[begin DATA ENTRIES]

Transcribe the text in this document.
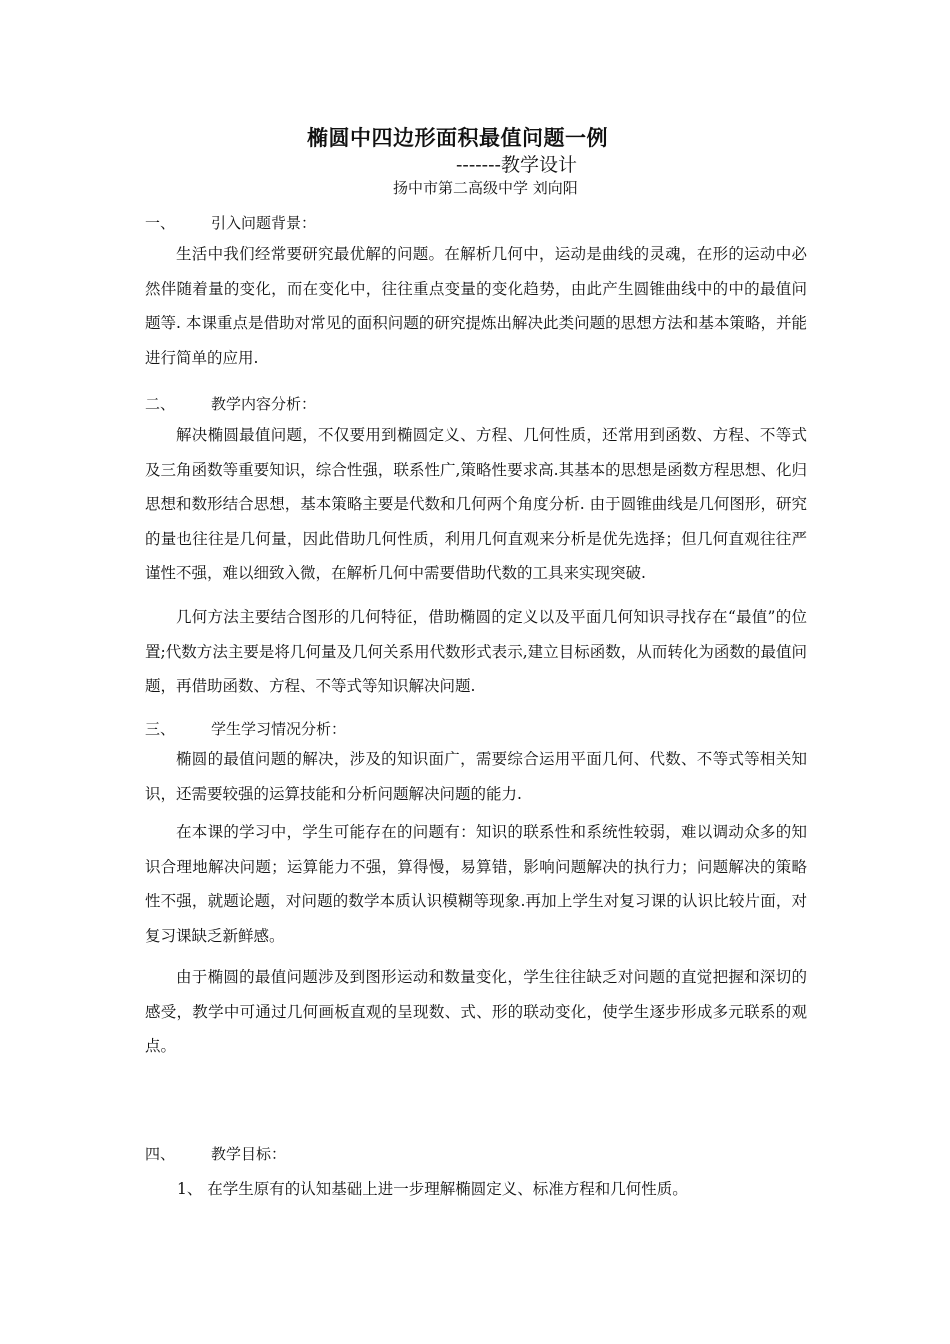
椭圆中四边形面积最值问题一例
-------教学设计
扬中市第二高级中学 刘向阳
一、 引入问题背景：

生活中我们经常要研究最优解的问题。在解析几何中，运动是曲线的灵魂，在形的运动中必然伴随着量的变化，而在变化中，往往重点变量的变化趋势，由此产生圆锥曲线中的中的最值问题等. 本课重点是借助对常见的面积问题的研究提炼出解决此类问题的思想方法和基本策略，并能进行简单的应用.

二、 教学内容分析：

解决椭圆最值问题，不仅要用到椭圆定义、方程、几何性质，还常用到函数、方程、不等式及三角函数等重要知识，综合性强，联系性广,策略性要求高.其基本的思想是函数方程思想、化归思想和数形结合思想，基本策略主要是代数和几何两个角度分析. 由于圆锥曲线是几何图形，研究的量也往往是几何量，因此借助几何性质，利用几何直观来分析是优先选择；但几何直观往往严谨性不强，难以细致入微，在解析几何中需要借助代数的工具来实现突破.

几何方法主要结合图形的几何特征，借助椭圆的定义以及平面几何知识寻找存在“最值”的位置;代数方法主要是将几何量及几何关系用代数形式表示,建立目标函数，从而转化为函数的最值问题，再借助函数、方程、不等式等知识解决问题.

三、 学生学习情况分析：

椭圆的最值问题的解决，涉及的知识面广，需要综合运用平面几何、代数、不等式等相关知识，还需要较强的运算技能和分析问题解决问题的能力.

在本课的学习中，学生可能存在的问题有：知识的联系性和系统性较弱，难以调动众多的知识合理地解决问题；运算能力不强，算得慢，易算错，影响问题解决的执行力；问题解决的策略性不强，就题论题，对问题的数学本质认识模糊等现象.再加上学生对复习课的认识比较片面，对复习课缺乏新鲜感。

由于椭圆的最值问题涉及到图形运动和数量变化，学生往往缺乏对问题的直觉把握和深切的感受，教学中可通过几何画板直观的呈现数、式、形的联动变化，使学生逐步形成多元联系的观点。

四、 教学目标：
1、 在学生原有的认知基础上进一步理解椭圆定义、标准方程和几何性质。
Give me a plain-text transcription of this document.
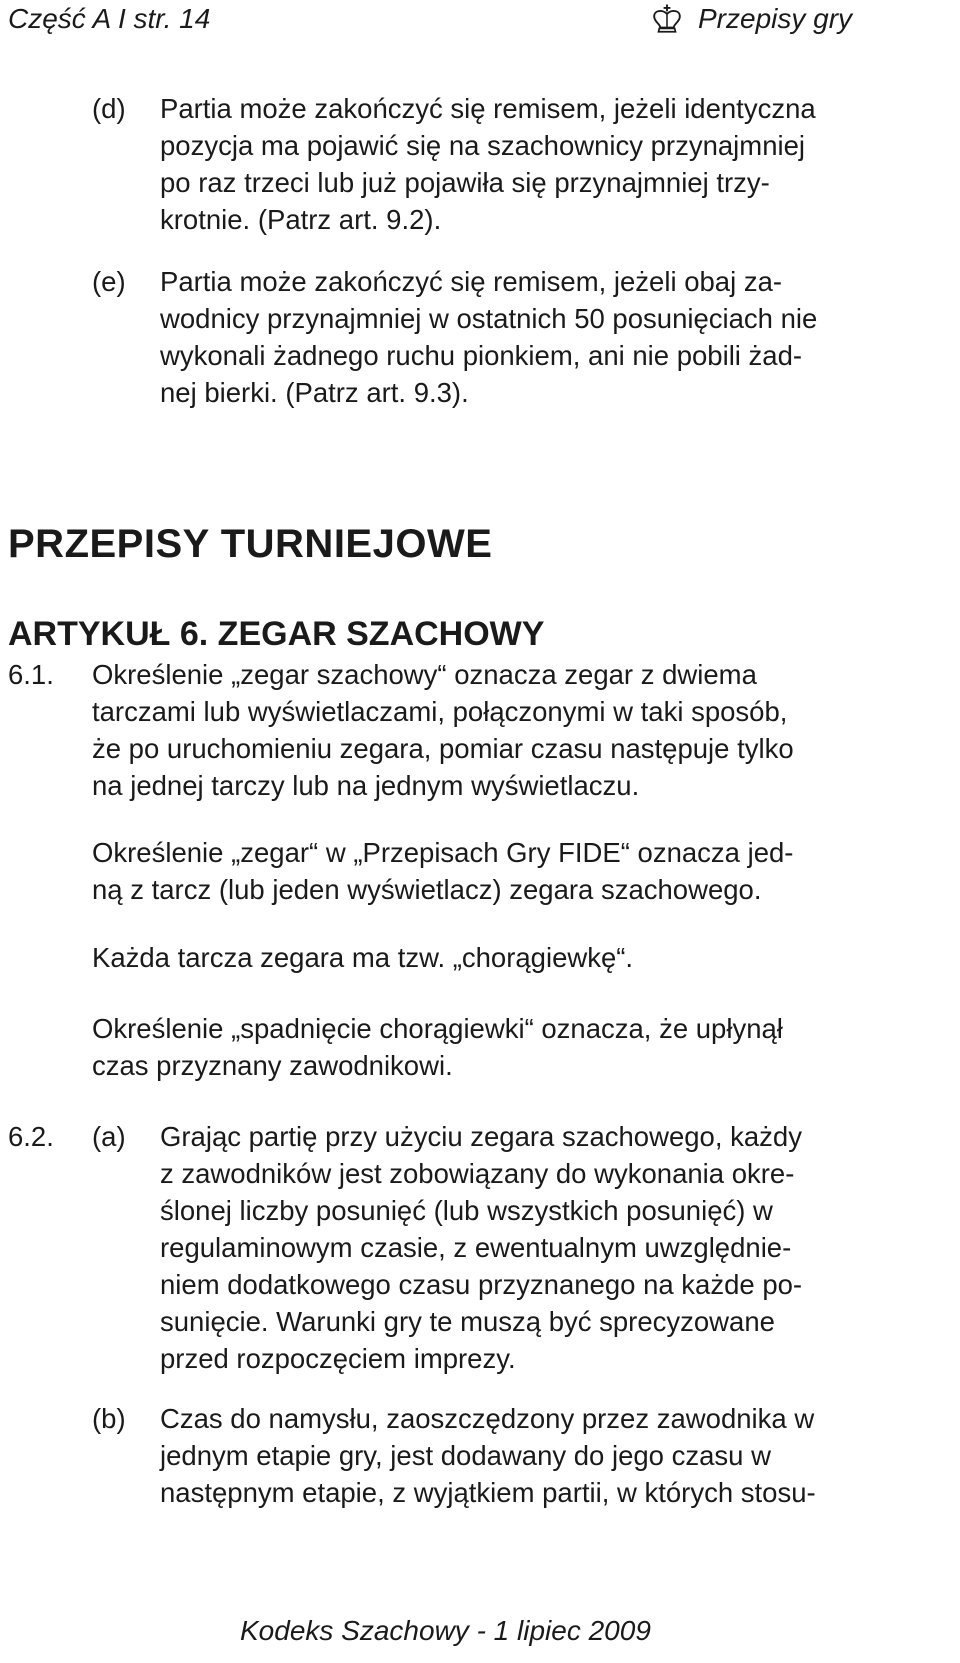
Część A I str. 14	Przepisy gry
(d) Partia może zakończyć się remisem, jeżeli identyczna
pozycja ma pojawić się na szachownicy przynajmniej
po raz trzeci lub już pojawiła się przynajmniej trzy-
krotnie. (Patrz art. 9.2).
(e) Partia może zakończyć się remisem, jeżeli obaj za-
wodnicy przynajmniej w ostatnich 50 posunięciach nie
wykonali żadnego ruchu pionkiem, ani nie pobili żad-
nej bierki. (Patrz art. 9.3).
PRZEPISY TURNIEJOWE
ARTYKUŁ 6. ZEGAR SZACHOWY
6.1. Określenie „zegar szachowy“ oznacza zegar z dwiema
tarczami lub wyświetlaczami, połączonymi w taki sposób,
że po uruchomieniu zegara, pomiar czasu następuje tylko
na jednej tarczy lub na jednym wyświetlaczu.
Określenie „zegar“ w „Przepisach Gry FIDE“ oznacza jed-
ną z tarcz (lub jeden wyświetlacz) zegara szachowego.
Każda tarcza zegara ma tzw. „chorągiewkę“.
Określenie „spadnięcie chorągiewki“ oznacza, że upłynął
czas przyznany zawodnikowi.
6.2. (a) Grając partię przy użyciu zegara szachowego, każdy
z zawodników jest zobowiązany do wykonania okre-
ślonej liczby posunięć (lub wszystkich posunięć) w
regulaminowym czasie, z ewentualnym uwzględnie-
niem dodatkowego czasu przyznanego na każde po-
sunięcie. Warunki gry te muszą być sprecyzowane
przed rozpoczęciem imprezy.
(b) Czas do namysłu, zaoszczędzony przez zawodnika w
jednym etapie gry, jest dodawany do jego czasu w
następnym etapie, z wyjątkiem partii, w których stosu-
Kodeks Szachowy - 1 lipiec 2009
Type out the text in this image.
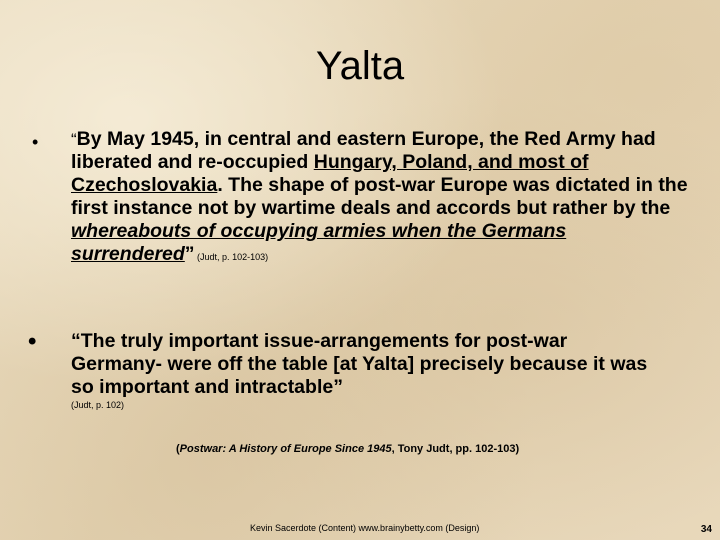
Yalta
• “By May 1945, in central and eastern Europe, the Red Army had liberated and re-occupied Hungary, Poland, and most of Czechoslovakia. The shape of post-war Europe was dictated in the first instance not by wartime deals and accords but rather by the whereabouts of occupying armies when the Germans surrendered” (Judt, p. 102-103)

• “The truly important issue-arrangements for post-war Germany- were off the table [at Yalta] precisely because it was so important and intractable”

(Judt, p. 102)
(Postwar: A History of Europe Since 1945, Tony Judt, pp. 102-103)
Kevin Sacerdote (Content) www.brainybetty.com (Design)	34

[end DATA ENTRIES]

All of the records need repeating exactly, except for the pictures.

§ **PROBLEM SOLUTION**
Transcribe the text in this document.
椭圆中四边形面积最值问题一例
-------教学设计
扬中市第二高级中学 刘向阳
一、 引入问题背景：

生活中我们经常要研究最优解的问题。在解析几何中，运动是曲线的灵魂，在形的运动中必然伴随着量的变化，而在变化中，往往重点变量的变化趋势，由此产生圆锥曲线中的中的最值问题等. 本课重点是借助对常见的面积问题的研究提炼出解决此类问题的思想方法和基本策略，并能进行简单的应用.

二、 教学内容分析：

解决椭圆最值问题，不仅要用到椭圆定义、方程、几何性质，还常用到函数、方程、不等式及三角函数等重要知识，综合性强，联系性广,策略性要求高.其基本的思想是函数方程思想、化归思想和数形结合思想，基本策略主要是代数和几何两个角度分析. 由于圆锥曲线是几何图形，研究的量也往往是几何量，因此借助几何性质，利用几何直观来分析是优先选择；但几何直观往往严谨性不强，难以细致入微，在解析几何中需要借助代数的工具来实现突破.

几何方法主要结合图形的几何特征，借助椭圆的定义以及平面几何知识寻找存在“最值”的位置;代数方法主要是将几何量及几何关系用代数形式表示,建立目标函数，从而转化为函数的最值问题，再借助函数、方程、不等式等知识解决问题.

三、 学生学习情况分析：

椭圆的最值问题的解决，涉及的知识面广，需要综合运用平面几何、代数、不等式等相关知识，还需要较强的运算技能和分析问题解决问题的能力.

在本课的学习中，学生可能存在的问题有：知识的联系性和系统性较弱，难以调动众多的知识合理地解决问题；运算能力不强，算得慢，易算错，影响问题解决的执行力；问题解决的策略性不强，就题论题，对问题的数学本质认识模糊等现象.再加上学生对复习课的认识比较片面，对复习课缺乏新鲜感。

由于椭圆的最值问题涉及到图形运动和数量变化，学生往往缺乏对问题的直觉把握和深切的感受，教学中可通过几何画板直观的呈现数、式、形的联动变化，使学生逐步形成多元联系的观点。

四、 教学目标：
1、 在学生原有的认知基础上进一步理解椭圆定义、标准方程和几何性质。
Give me a plain-text transcription of this document.
Część A I str. 14	Przepisy gry
(d) Partia może zakończyć się remisem, jeżeli identyczna
pozycja ma pojawić się na szachownicy przynajmniej
po raz trzeci lub już pojawiła się przynajmniej trzy-
krotnie. (Patrz art. 9.2).
(e) Partia może zakończyć się remisem, jeżeli obaj za-
wodnicy przynajmniej w ostatnich 50 posunięciach nie
wykonali żadnego ruchu pionkiem, ani nie pobili żad-
nej bierki. (Patrz art. 9.3).
PRZEPISY TURNIEJOWE
ARTYKUŁ 6. ZEGAR SZACHOWY
6.1. Określenie „zegar szachowy“ oznacza zegar z dwiema
tarczami lub wyświetlaczami, połączonymi w taki sposób,
że po uruchomieniu zegara, pomiar czasu następuje tylko
na jednej tarczy lub na jednym wyświetlaczu.
Określenie „zegar“ w „Przepisach Gry FIDE“ oznacza jed-
ną z tarcz (lub jeden wyświetlacz) zegara szachowego.
Każda tarcza zegara ma tzw. „chorągiewkę“.
Określenie „spadnięcie chorągiewki“ oznacza, że upłynął
czas przyznany zawodnikowi.
6.2. (a) Grając partię przy użyciu zegara szachowego, każdy
z zawodników jest zobowiązany do wykonania okre-
ślonej liczby posunięć (lub wszystkich posunięć) w
regulaminowym czasie, z ewentualnym uwzględnie-
niem dodatkowego czasu przyznanego na każde po-
sunięcie. Warunki gry te muszą być sprecyzowane
przed rozpoczęciem imprezy.
(b) Czas do namysłu, zaoszczędzony przez zawodnika w
jednym etapie gry, jest dodawany do jego czasu w
następnym etapie, z wyjątkiem partii, w których stosu-
Kodeks Szachowy - 1 lipiec 2009
Type out the text in this image.
Yalta
• “By May 1945, in central and eastern Europe, the Red Army had liberated and re-occupied Hungary, Poland, and most of Czechoslovakia. The shape of post-war Europe was dictated in the first instance not by wartime deals and accords but rather by the whereabouts of occupying armies when the Germans surrendered” (Judt, p. 102-103)

• “The truly important issue-arrangements for post-war Germany- were off the table [at Yalta] precisely because it was so important and intractable”

(Judt, p. 102)
(Postwar: A History of Europe Since 1945, Tony Judt, pp. 102-103)
Kevin Sacerdote (Content) www.brainybetty.com (Design)	34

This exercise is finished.